[A run of records]

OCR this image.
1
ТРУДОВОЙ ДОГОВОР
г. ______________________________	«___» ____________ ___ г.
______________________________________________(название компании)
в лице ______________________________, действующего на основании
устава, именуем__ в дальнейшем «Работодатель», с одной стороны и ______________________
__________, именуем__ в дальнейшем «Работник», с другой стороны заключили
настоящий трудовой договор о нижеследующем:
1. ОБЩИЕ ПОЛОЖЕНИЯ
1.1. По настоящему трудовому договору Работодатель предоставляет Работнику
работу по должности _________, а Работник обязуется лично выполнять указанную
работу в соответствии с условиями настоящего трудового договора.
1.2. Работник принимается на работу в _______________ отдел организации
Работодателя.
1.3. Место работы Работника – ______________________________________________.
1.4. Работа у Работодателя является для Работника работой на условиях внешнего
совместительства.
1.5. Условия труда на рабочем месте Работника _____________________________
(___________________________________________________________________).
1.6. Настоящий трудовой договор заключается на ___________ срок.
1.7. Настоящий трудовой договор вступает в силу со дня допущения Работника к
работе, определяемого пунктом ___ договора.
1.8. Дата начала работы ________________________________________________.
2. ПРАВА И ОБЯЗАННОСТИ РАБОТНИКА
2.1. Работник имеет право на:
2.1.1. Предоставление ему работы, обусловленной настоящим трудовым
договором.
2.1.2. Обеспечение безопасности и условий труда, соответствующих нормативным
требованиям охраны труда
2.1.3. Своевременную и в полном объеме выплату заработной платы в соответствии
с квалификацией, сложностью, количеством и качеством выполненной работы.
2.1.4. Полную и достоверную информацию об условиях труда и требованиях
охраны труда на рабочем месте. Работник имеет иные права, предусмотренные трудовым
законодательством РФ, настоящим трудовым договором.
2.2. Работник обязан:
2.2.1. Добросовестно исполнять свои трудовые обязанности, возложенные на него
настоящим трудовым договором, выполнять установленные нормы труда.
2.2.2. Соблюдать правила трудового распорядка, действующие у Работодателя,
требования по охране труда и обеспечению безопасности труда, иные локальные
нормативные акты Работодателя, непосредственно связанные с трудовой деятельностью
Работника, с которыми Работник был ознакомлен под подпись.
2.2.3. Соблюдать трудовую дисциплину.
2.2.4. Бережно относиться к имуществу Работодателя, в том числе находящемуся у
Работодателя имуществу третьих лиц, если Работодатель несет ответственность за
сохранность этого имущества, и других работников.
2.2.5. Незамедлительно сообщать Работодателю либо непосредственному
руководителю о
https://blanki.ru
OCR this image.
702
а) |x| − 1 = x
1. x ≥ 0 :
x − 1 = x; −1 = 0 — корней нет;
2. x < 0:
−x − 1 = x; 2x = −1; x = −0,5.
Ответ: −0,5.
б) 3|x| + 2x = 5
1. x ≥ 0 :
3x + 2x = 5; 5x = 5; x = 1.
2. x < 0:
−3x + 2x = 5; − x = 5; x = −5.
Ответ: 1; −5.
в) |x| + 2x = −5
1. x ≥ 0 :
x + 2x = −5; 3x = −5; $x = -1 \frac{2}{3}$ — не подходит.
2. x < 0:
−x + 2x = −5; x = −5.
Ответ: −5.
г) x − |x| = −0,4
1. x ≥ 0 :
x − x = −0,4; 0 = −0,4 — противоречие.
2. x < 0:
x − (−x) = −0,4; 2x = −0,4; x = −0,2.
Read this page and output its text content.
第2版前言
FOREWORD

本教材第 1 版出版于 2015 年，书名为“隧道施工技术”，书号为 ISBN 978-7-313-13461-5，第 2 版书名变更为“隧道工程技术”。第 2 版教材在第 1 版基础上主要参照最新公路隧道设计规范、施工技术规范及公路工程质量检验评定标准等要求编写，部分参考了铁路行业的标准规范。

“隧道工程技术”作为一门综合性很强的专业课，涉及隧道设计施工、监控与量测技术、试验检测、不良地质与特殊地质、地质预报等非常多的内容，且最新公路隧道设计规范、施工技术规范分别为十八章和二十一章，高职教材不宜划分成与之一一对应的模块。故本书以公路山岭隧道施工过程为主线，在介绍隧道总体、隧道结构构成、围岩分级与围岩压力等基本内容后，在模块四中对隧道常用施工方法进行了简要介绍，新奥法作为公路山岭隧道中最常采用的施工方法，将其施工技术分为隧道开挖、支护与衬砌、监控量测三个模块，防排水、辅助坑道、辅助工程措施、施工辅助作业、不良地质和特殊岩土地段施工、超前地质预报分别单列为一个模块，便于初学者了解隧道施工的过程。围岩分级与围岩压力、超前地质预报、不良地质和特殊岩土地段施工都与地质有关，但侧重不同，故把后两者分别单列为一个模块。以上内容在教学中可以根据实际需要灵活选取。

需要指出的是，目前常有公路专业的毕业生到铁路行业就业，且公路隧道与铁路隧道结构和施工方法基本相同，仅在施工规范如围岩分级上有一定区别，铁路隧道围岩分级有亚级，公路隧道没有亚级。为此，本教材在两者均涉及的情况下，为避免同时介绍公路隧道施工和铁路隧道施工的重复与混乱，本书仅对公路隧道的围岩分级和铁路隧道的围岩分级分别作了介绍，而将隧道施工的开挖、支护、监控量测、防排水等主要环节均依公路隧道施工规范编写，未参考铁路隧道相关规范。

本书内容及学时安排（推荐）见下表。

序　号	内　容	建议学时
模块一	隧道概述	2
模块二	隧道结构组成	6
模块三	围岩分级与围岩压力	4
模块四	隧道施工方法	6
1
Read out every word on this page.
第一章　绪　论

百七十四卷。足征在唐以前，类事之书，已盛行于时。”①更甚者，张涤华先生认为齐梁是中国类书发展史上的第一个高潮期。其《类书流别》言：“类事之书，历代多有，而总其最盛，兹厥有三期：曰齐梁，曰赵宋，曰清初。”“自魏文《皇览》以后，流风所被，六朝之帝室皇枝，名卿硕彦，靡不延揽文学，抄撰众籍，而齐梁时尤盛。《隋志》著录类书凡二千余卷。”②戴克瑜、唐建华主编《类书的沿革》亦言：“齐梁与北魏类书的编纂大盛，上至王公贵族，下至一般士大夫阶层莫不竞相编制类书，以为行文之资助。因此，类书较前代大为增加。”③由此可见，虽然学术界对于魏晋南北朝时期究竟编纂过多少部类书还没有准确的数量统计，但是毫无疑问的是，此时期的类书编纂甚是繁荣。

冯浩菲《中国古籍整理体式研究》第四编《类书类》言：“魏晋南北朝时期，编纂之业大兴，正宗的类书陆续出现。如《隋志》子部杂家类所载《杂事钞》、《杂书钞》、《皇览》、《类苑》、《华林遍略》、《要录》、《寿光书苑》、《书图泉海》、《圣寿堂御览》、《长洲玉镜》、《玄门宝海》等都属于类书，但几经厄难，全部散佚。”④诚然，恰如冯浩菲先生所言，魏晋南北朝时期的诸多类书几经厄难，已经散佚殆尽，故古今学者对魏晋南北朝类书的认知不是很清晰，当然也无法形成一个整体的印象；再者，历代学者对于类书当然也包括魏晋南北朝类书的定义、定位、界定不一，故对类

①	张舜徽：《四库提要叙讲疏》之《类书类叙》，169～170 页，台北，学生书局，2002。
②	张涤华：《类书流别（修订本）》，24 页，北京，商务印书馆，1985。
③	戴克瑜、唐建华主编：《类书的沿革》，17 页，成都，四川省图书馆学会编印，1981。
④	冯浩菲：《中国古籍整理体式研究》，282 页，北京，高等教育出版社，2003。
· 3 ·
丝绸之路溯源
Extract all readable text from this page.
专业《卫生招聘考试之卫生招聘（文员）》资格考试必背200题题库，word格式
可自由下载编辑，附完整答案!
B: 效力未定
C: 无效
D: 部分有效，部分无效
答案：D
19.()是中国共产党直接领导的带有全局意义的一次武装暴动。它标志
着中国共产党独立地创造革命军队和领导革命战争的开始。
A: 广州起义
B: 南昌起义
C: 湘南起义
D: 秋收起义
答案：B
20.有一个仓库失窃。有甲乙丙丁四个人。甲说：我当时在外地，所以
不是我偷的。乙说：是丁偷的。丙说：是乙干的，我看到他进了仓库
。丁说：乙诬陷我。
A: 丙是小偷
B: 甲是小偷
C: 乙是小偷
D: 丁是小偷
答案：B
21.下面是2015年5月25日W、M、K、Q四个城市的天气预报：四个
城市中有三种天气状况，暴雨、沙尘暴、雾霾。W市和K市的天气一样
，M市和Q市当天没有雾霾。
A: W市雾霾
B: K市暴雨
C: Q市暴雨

▶ Your objective
Extract every line that has the string "условиях" in it.

▶ Full output
1.4. Работа у Работодателя является для Работника работой на условиях внешнего
2.1.4. Полную и достоверную информацию об условиях труда и требованиях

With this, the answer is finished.